(Collected data entries)
----

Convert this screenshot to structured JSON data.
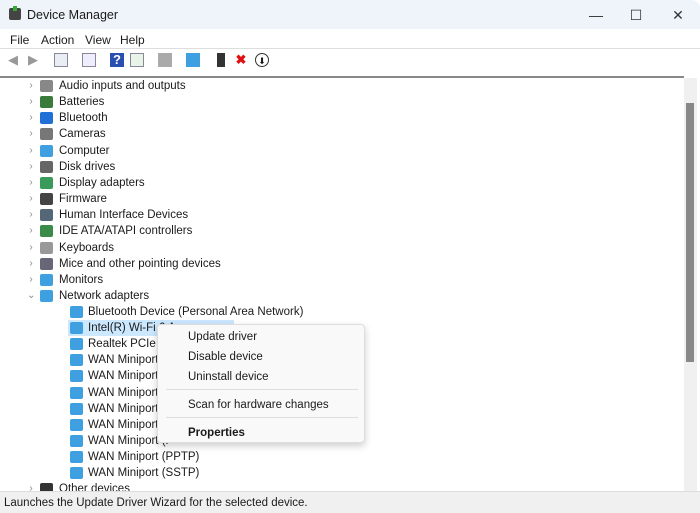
{
  "window": {
    "title": "Device Manager",
    "minimize": "—",
    "maximize": "☐",
    "close": "✕"
  },
  "menu": [
    "File",
    "Action",
    "View",
    "Help"
  ],
  "toolbar_icons": [
    "back-arrow-icon",
    "forward-arrow-icon",
    "show-hide-console-tree-icon",
    "properties-icon",
    "help-icon",
    "action-pane-icon",
    "update-driver-icon",
    "scan-hardware-icon",
    "enable-device-icon",
    "uninstall-icon",
    "disable-device-icon"
  ],
  "tree": {
    "categories": [
      {
        "label": "Audio inputs and outputs",
        "icon": "speaker-icon",
        "color": "#888888"
      },
      {
        "label": "Batteries",
        "icon": "battery-icon",
        "color": "#3a7a3a"
      },
      {
        "label": "Bluetooth",
        "icon": "bluetooth-icon",
        "color": "#1f6fd6"
      },
      {
        "label": "Cameras",
        "icon": "camera-icon",
        "color": "#777777"
      },
      {
        "label": "Computer",
        "icon": "computer-icon",
        "color": "#3ea0e0"
      },
      {
        "label": "Disk drives",
        "icon": "disk-drive-icon",
        "color": "#666666"
      },
      {
        "label": "Display adapters",
        "icon": "display-adapter-icon",
        "color": "#3a9a5a"
      },
      {
        "label": "Firmware",
        "icon": "firmware-icon",
        "color": "#444444"
      },
      {
        "label": "Human Interface Devices",
        "icon": "hid-icon",
        "color": "#556677"
      },
      {
        "label": "IDE ATA/ATAPI controllers",
        "icon": "ide-controller-icon",
        "color": "#3a8a4a"
      },
      {
        "label": "Keyboards",
        "icon": "keyboard-icon",
        "color": "#999999"
      },
      {
        "label": "Mice and other pointing devices",
        "icon": "mouse-icon",
        "color": "#666677"
      },
      {
        "label": "Monitors",
        "icon": "monitor-icon",
        "color": "#3ea0e0"
      },
      {
        "label": "Network adapters",
        "icon": "network-adapter-icon",
        "color": "#3ea0e0",
        "expanded": true
      }
    ],
    "network_children": [
      "Bluetooth Device (Personal Area Network)",
      "Intel(R) Wi-Fi 6 A",
      "Realtek PCIe GbE",
      "WAN Miniport (I",
      "WAN Miniport (I",
      "WAN Miniport (I",
      "WAN Miniport (L",
      "WAN Miniport (N",
      "WAN Miniport (P",
      "WAN Miniport (PPTP)",
      "WAN Miniport (SSTP)"
    ],
    "selected_index": 1,
    "after": {
      "label": "Other devices",
      "icon": "other-devices-icon"
    }
  },
  "context_menu": {
    "update": "Update driver",
    "disable": "Disable device",
    "uninstall": "Uninstall device",
    "scan": "Scan for hardware changes",
    "properties": "Properties"
  },
  "status": "Launches the Update Driver Wizard for the selected device."
}
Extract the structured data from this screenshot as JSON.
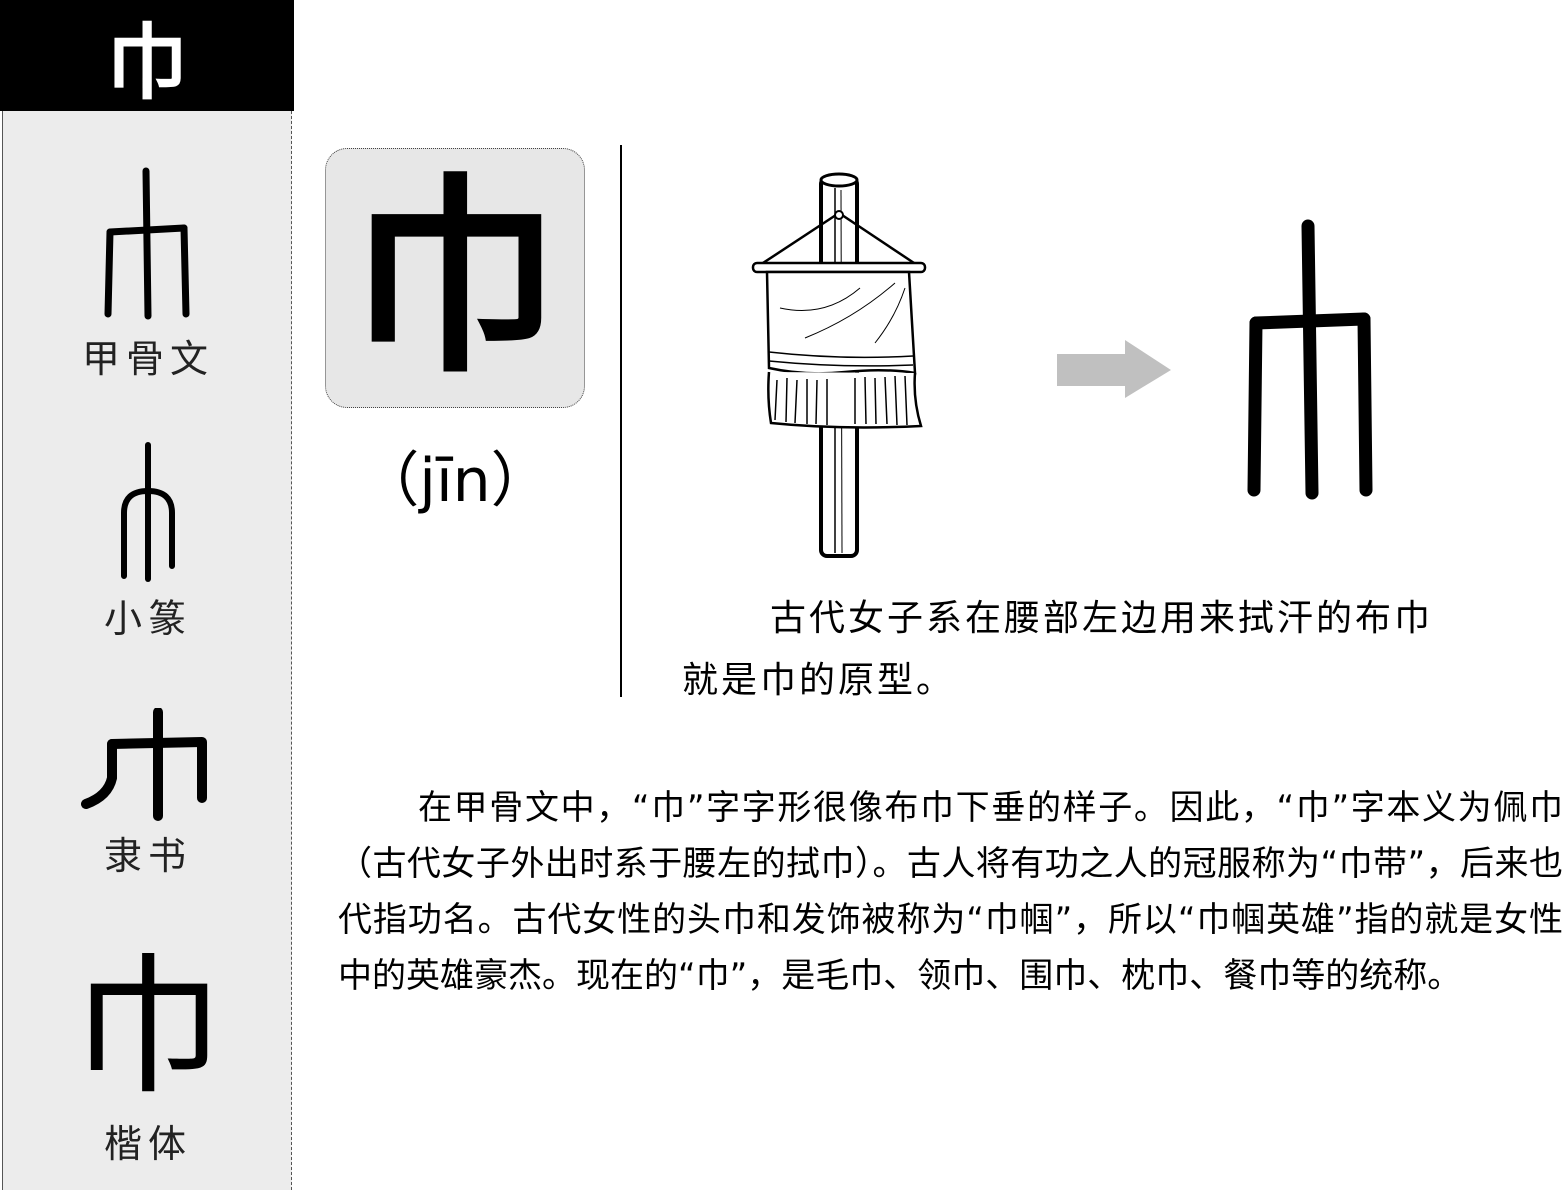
{
  "header": {
    "character": "巾"
  },
  "sidebar": {
    "scripts": [
      {
        "label": "甲骨文",
        "icon": "oracle-bone-glyph"
      },
      {
        "label": "小篆",
        "icon": "small-seal-glyph"
      },
      {
        "label": "隶书",
        "icon": "clerical-glyph"
      },
      {
        "label": "楷体",
        "glyph": "巾"
      }
    ]
  },
  "main": {
    "character": "巾",
    "pinyin": "（jīn）",
    "illustration": {
      "icon": "cloth-on-pole-illustration"
    },
    "arrow": {
      "icon": "right-arrow-icon",
      "color": "#c0c0c0"
    },
    "oracle_glyph": {
      "icon": "oracle-bone-glyph"
    },
    "caption_line1": "古代女子系在腰部左边用来拭汗的布巾",
    "caption_line2": "就是巾的原型。",
    "description": "在甲骨文中，“巾”字字形很像布巾下垂的样子。因此，“巾”字本义为佩巾（古代女子外出时系于腰左的拭巾）。古人将有功之人的冠服称为“巾带”，后来也代指功名。古代女性的头巾和发饰被称为“巾帼”，所以“巾帼英雄”指的就是女性中的英雄豪杰。现在的“巾”，是毛巾、领巾、围巾、枕巾、餐巾等的统称。"
  }
}
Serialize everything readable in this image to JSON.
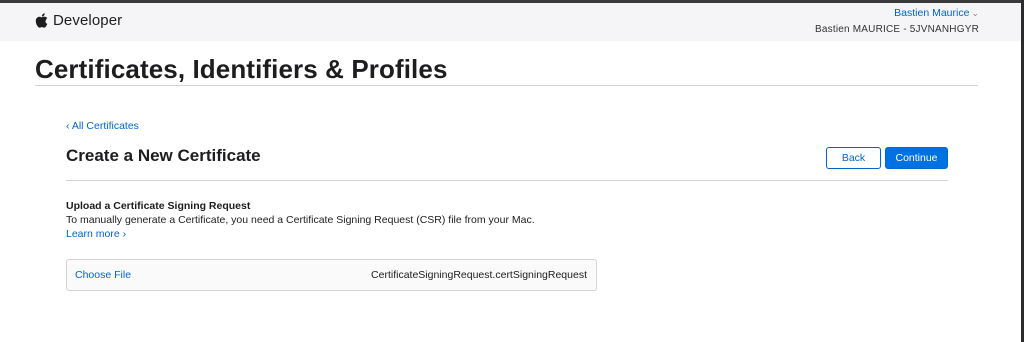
{
  "header": {
    "brand": "Developer",
    "user_name": "Bastien Maurice",
    "user_chevron": "⌄",
    "team": "Bastien MAURICE - 5JVNANHGYR"
  },
  "page": {
    "title": "Certificates, Identifiers & Profiles"
  },
  "main": {
    "back_link": "‹ All Certificates",
    "section_title": "Create a New Certificate",
    "back_button": "Back",
    "continue_button": "Continue",
    "upload_heading": "Upload a Certificate Signing Request",
    "upload_description": "To manually generate a Certificate, you need a Certificate Signing Request (CSR) file from your Mac.",
    "learn_more": "Learn more ›",
    "choose_file": "Choose File",
    "selected_file": "CertificateSigningRequest.certSigningRequest"
  },
  "icons": {
    "brand": "apple-icon"
  },
  "colors": {
    "link": "#0066cc",
    "primary_button": "#0071e3",
    "header_bg": "#f5f5f7"
  }
}
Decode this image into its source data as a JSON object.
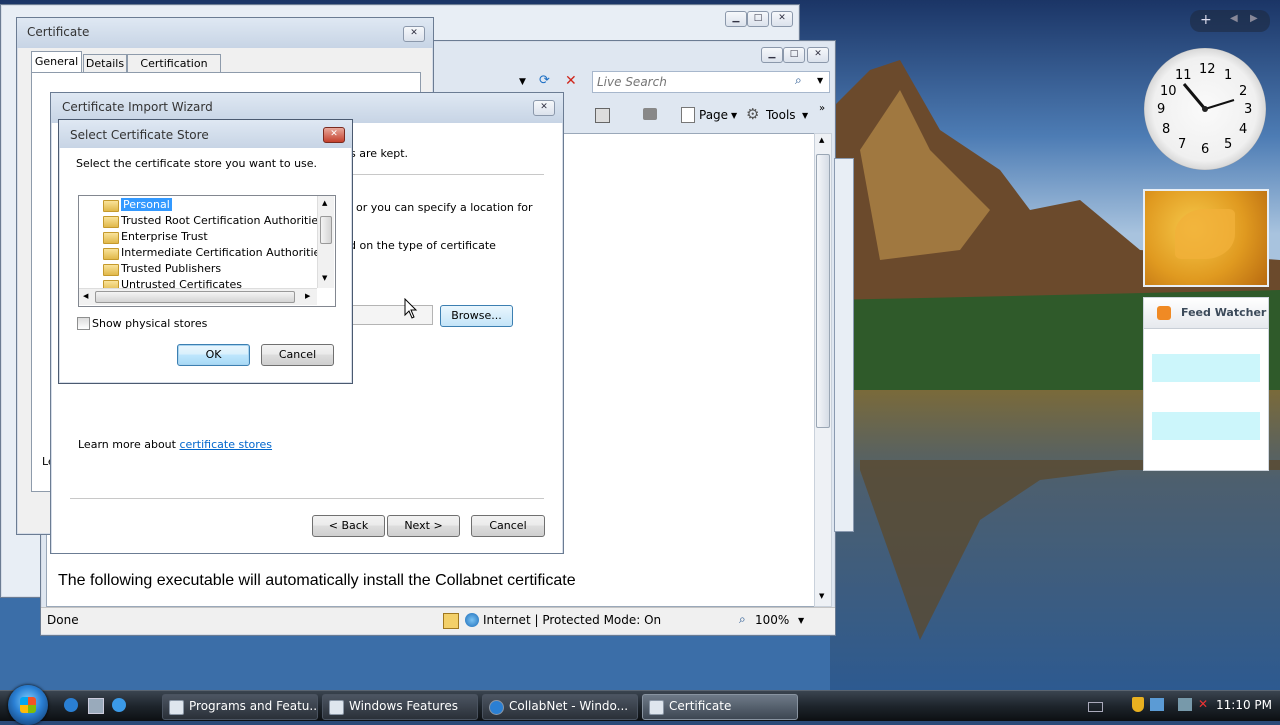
{
  "taskbar": {
    "tasks": [
      {
        "label": "Programs and Featu..."
      },
      {
        "label": "Windows Features"
      },
      {
        "label": "CollabNet - Windo..."
      },
      {
        "label": "Certificate"
      }
    ],
    "time": "11:10 PM"
  },
  "gadgets": {
    "feed_title": "Feed Watcher",
    "clock_numbers": [
      "12",
      "1",
      "2",
      "3",
      "4",
      "5",
      "6",
      "7",
      "8",
      "9",
      "10",
      "11"
    ]
  },
  "ie": {
    "search_placeholder": "Live Search",
    "toolbar": {
      "page": "Page",
      "tools": "Tools"
    },
    "content_text": "The following executable will automatically install the Collabnet certificate",
    "status": "Done",
    "zone": "Internet | Protected Mode: On",
    "zoom": "100%"
  },
  "certificate": {
    "title": "Certificate",
    "tabs": [
      "General",
      "Details",
      "Certification Path"
    ],
    "partial_label": "Le"
  },
  "wizard": {
    "title": "Certificate Import Wizard",
    "text1": "s are kept.",
    "text2": "or you can specify a location for",
    "text3": "d on the type of certificate",
    "browse": "Browse...",
    "learn_prefix": "Learn more about ",
    "learn_link": "certificate stores",
    "back": "< Back",
    "next": "Next >",
    "cancel": "Cancel"
  },
  "store_dialog": {
    "title": "Select Certificate Store",
    "prompt": "Select the certificate store you want to use.",
    "stores": [
      {
        "label": "Personal"
      },
      {
        "label": "Trusted Root Certification Authorities"
      },
      {
        "label": "Enterprise Trust"
      },
      {
        "label": "Intermediate Certification Authorities"
      },
      {
        "label": "Trusted Publishers"
      },
      {
        "label": "Untrusted Certificates"
      }
    ],
    "show_physical": "Show physical stores",
    "ok": "OK",
    "cancel": "Cancel"
  }
}
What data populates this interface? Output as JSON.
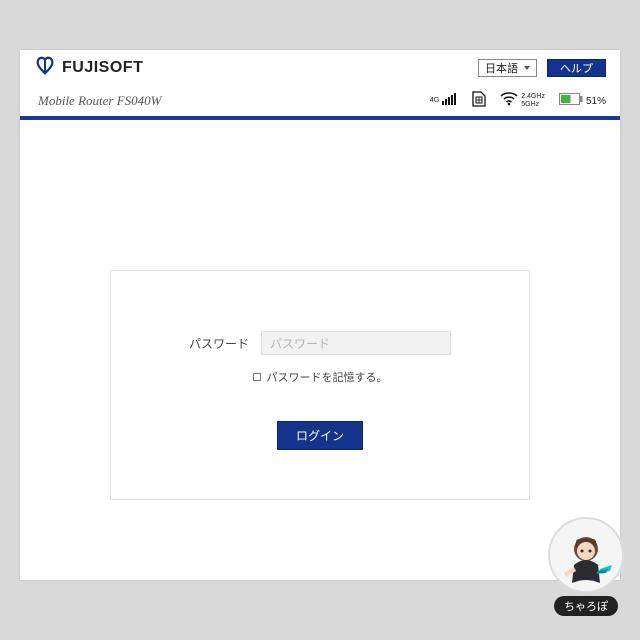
{
  "header": {
    "brand_name": "FUJISOFT",
    "language_selected": "日本語",
    "help_label": "ヘルプ"
  },
  "subheader": {
    "subtitle": "Mobile Router FS040W"
  },
  "status": {
    "cell_label": "4G",
    "wifi_band1": "2.4GHz",
    "wifi_band2": "5GHz",
    "battery_pct": "51%"
  },
  "login": {
    "password_label": "パスワード",
    "password_placeholder": "パスワード",
    "remember_label": "パスワードを記憶する。",
    "submit_label": "ログイン"
  },
  "watermark": {
    "name": "ちゃろぽ"
  },
  "colors": {
    "accent": "#14348b",
    "divider": "#1a3a9a",
    "battery_fill": "#3fb53a"
  }
}
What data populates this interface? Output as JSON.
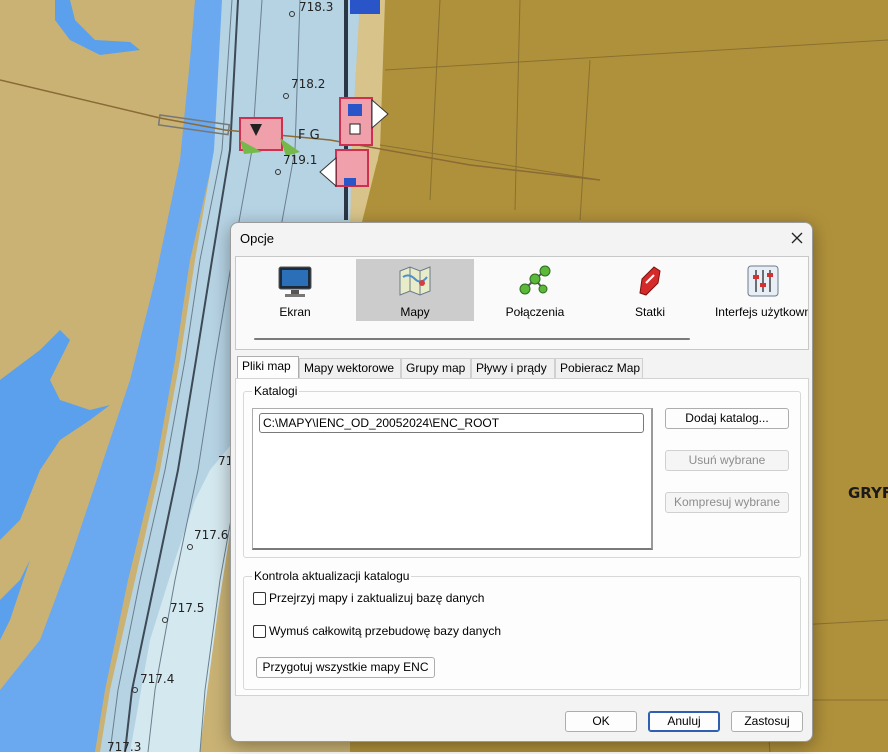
{
  "map": {
    "depth_labels": [
      "718.3",
      "718.2",
      "719.1",
      "717.6",
      "717.5",
      "717.4",
      "717.3",
      "71"
    ],
    "light_label": "F G",
    "place_label": "GRYF"
  },
  "dialog": {
    "title": "Opcje",
    "toolbar": [
      {
        "label": "Ekran",
        "icon": "monitor-icon"
      },
      {
        "label": "Mapy",
        "icon": "map-icon",
        "selected": true
      },
      {
        "label": "Połączenia",
        "icon": "connections-icon"
      },
      {
        "label": "Statki",
        "icon": "ship-icon"
      },
      {
        "label": "Interfejs użytkown",
        "icon": "sliders-icon"
      }
    ],
    "tabs": [
      "Pliki map",
      "Mapy wektorowe",
      "Grupy map",
      "Pływy i prądy",
      "Pobieracz Map"
    ],
    "active_tab": "Pliki map",
    "catalogs": {
      "label": "Katalogi",
      "items": [
        "C:\\MAPY\\IENC_OD_20052024\\ENC_ROOT"
      ],
      "add_button": "Dodaj katalog...",
      "remove_button": "Usuń wybrane",
      "compress_button": "Kompresuj wybrane"
    },
    "update": {
      "label": "Kontrola aktualizacji katalogu",
      "scan_checkbox": "Przejrzyj mapy i zaktualizuj bazę danych",
      "scan_checked": false,
      "rebuild_checkbox": "Wymuś całkowitą przebudowę bazy danych",
      "rebuild_checked": false,
      "prepare_button": "Przygotuj wszystkie mapy ENC"
    },
    "footer": {
      "ok": "OK",
      "cancel": "Anuluj",
      "apply": "Zastosuj"
    }
  },
  "colors": {
    "land": "#c9b274",
    "land_dark": "#b0913b",
    "deep_water": "#6aa8ef",
    "shallow_water": "#b6d3e4",
    "pale_water": "#d4e8ef",
    "accent": "#2f5fb0"
  }
}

----

To be done: Write out every line from the entries where "screenshot" appears.

Answer to the task:
Convert this screenshot to structured JSON data.
Extract the structured data from this screenshot as JSON.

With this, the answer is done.